GOAL: What is the number of lines in the entries below that include the word "flow"? Provide the number only.

· · · · ·

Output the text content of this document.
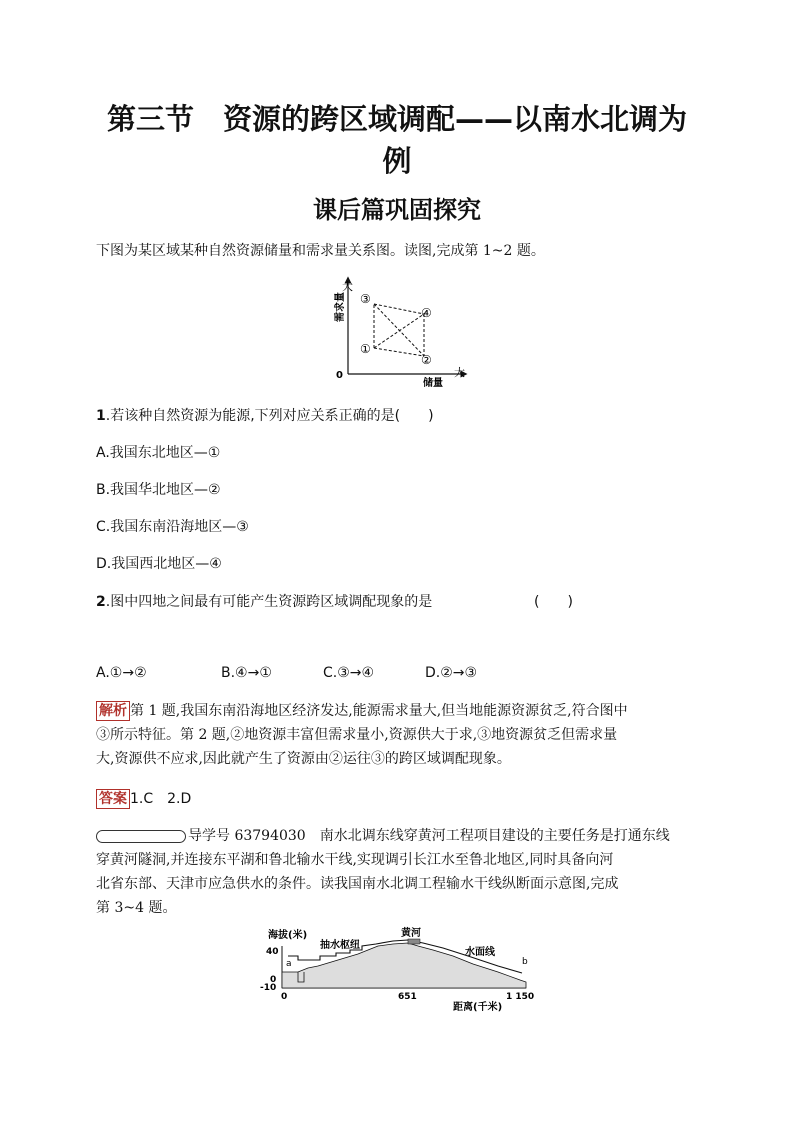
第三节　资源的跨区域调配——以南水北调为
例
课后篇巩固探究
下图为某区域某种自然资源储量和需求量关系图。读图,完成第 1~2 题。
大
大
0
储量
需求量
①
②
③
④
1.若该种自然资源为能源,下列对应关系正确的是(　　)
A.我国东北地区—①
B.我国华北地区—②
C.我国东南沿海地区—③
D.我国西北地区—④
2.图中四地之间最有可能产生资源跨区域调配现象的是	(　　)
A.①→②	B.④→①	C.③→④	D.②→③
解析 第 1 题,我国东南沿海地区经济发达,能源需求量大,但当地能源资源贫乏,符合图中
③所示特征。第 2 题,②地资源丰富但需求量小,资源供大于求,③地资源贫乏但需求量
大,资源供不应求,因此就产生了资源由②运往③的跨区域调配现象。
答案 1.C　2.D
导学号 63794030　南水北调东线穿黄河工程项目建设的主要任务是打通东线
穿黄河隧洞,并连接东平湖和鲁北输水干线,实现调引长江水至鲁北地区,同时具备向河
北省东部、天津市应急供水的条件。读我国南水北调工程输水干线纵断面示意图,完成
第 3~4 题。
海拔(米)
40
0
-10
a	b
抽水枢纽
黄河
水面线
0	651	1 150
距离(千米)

· · · · ·

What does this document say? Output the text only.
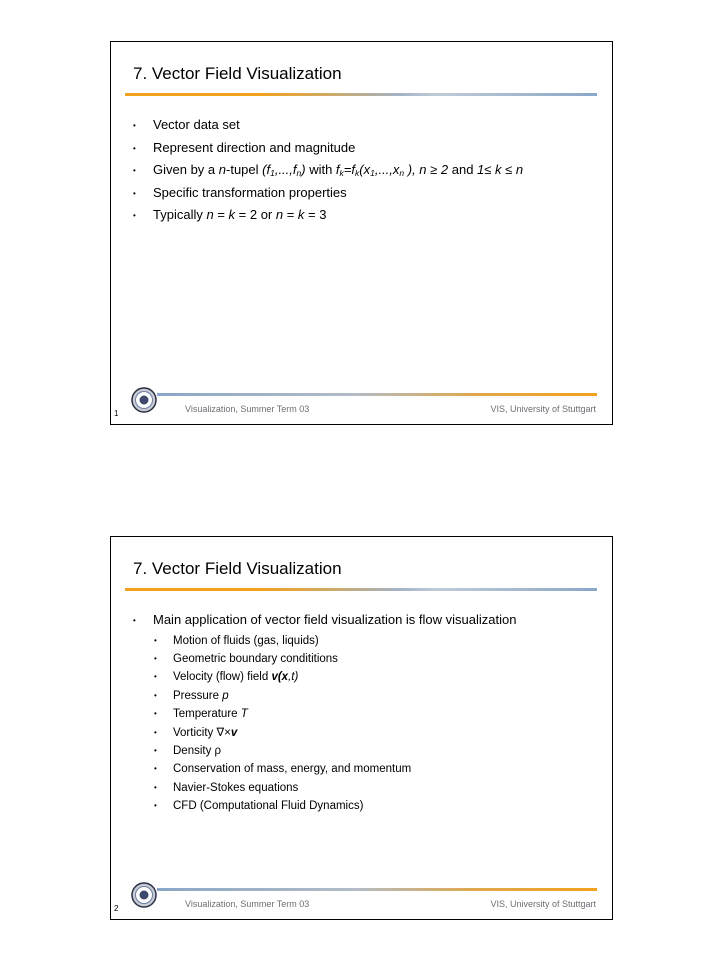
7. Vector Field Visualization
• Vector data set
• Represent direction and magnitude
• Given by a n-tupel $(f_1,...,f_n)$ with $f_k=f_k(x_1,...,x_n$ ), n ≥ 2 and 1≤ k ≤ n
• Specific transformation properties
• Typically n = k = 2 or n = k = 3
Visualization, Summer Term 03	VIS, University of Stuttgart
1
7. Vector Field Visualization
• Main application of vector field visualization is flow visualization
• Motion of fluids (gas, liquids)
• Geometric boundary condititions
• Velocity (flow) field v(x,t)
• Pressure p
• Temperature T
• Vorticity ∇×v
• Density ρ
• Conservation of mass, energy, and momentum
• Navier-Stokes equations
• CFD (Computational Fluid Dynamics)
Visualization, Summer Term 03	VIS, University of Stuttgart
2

· · · · ·

EXERCISE RESPONSE: 2